● **Challenge**: Filter the records below down to the lines that contain the string "link", and copy each of those lines unchanged.

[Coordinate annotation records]

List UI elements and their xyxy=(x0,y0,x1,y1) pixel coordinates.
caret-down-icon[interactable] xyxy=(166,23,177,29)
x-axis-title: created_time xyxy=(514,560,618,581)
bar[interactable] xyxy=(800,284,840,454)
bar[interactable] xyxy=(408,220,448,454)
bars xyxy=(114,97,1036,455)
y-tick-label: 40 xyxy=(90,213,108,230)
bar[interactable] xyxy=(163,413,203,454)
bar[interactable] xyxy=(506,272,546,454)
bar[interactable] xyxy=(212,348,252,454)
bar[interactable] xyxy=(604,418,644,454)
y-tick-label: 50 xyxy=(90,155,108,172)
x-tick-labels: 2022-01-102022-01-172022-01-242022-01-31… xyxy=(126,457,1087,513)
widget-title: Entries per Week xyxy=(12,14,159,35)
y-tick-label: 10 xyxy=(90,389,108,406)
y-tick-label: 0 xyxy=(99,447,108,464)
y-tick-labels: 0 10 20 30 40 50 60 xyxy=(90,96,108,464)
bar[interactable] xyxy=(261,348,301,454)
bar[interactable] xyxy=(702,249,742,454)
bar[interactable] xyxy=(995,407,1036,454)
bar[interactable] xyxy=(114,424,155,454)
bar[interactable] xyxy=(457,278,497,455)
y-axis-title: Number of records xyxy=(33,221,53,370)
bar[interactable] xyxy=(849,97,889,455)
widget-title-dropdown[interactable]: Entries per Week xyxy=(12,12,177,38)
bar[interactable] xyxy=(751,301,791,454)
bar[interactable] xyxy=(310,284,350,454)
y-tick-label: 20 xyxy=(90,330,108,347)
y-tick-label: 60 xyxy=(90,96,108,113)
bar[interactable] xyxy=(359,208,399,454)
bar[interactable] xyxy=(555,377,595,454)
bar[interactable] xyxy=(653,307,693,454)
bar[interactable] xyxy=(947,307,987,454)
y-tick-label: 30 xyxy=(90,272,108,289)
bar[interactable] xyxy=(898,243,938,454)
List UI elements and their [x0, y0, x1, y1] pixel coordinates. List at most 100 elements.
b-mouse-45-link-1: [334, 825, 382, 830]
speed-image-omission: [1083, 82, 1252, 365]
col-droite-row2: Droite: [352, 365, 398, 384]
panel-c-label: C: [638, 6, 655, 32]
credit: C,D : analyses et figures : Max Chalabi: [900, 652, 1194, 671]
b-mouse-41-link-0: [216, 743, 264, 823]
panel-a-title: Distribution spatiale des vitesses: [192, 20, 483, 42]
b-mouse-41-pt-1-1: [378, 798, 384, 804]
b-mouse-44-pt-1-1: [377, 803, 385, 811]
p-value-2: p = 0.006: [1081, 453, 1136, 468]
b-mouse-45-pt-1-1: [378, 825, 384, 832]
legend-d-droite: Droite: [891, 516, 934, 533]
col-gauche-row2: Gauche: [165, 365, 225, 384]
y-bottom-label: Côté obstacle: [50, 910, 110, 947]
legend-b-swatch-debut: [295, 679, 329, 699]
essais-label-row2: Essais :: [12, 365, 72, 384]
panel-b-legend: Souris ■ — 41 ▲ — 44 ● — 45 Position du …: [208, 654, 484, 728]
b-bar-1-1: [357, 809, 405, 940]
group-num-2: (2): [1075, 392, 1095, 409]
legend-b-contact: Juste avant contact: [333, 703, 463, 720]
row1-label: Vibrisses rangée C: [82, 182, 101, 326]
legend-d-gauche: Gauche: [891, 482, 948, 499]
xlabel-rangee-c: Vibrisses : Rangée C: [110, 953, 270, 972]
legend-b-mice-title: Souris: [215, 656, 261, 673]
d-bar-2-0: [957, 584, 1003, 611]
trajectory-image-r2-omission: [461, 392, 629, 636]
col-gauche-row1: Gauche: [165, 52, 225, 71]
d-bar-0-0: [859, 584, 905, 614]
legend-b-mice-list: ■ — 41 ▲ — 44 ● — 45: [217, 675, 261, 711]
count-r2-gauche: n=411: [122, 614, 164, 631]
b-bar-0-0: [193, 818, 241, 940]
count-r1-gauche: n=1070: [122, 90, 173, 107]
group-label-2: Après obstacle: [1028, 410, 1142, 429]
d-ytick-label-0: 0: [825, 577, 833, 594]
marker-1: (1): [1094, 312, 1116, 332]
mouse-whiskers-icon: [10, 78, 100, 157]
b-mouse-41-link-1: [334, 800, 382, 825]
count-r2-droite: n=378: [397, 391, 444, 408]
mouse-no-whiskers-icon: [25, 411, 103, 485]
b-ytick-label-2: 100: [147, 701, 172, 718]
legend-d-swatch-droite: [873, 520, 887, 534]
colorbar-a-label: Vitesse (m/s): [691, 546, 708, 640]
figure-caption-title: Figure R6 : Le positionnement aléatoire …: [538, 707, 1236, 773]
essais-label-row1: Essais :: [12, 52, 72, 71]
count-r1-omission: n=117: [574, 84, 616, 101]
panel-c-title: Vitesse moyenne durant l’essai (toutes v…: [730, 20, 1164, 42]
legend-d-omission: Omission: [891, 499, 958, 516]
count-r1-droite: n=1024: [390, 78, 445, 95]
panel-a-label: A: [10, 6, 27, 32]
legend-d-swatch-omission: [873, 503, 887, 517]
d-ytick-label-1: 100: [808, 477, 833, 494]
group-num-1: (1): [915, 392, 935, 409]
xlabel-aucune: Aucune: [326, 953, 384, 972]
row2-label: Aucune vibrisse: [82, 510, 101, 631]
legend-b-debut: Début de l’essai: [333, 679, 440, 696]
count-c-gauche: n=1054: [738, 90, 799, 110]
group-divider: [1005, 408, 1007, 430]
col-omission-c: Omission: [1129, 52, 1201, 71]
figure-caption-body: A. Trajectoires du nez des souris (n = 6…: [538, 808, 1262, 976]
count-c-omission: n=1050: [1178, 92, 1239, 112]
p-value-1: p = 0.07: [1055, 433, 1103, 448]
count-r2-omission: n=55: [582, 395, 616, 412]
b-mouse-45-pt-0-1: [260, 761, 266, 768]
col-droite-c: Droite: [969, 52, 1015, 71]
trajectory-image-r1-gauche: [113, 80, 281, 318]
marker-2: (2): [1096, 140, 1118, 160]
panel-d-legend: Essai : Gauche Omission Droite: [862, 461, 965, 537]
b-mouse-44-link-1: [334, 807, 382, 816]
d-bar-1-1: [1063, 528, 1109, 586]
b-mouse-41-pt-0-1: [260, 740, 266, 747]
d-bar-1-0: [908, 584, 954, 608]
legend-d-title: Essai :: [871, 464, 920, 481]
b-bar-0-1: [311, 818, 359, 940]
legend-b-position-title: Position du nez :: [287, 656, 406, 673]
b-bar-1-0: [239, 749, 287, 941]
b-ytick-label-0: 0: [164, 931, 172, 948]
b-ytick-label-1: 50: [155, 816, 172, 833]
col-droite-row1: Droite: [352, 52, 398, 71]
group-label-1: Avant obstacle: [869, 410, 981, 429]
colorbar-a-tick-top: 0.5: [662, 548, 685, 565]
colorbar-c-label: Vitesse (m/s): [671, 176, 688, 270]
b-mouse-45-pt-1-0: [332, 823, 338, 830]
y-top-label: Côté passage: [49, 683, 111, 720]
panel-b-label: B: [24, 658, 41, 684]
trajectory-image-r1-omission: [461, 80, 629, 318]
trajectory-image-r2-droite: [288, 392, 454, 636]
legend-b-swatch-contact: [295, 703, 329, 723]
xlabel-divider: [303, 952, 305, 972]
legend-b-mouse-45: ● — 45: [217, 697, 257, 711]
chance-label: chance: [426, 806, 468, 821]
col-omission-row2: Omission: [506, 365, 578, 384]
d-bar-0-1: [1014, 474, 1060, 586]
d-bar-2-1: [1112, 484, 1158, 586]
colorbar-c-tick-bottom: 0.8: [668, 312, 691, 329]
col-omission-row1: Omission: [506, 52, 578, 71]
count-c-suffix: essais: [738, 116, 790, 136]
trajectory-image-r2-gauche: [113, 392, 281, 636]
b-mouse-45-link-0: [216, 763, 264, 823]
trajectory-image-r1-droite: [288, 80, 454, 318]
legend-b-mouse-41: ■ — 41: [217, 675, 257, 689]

● **Answer to this exercise**:
b-mouse-45-link-1: [334, 825, 382, 830]
b-mouse-41-link-0: [216, 743, 264, 823]
b-mouse-41-link-1: [334, 800, 382, 825]
b-mouse-44-link-1: [334, 807, 382, 816]
b-mouse-45-link-0: [216, 763, 264, 823]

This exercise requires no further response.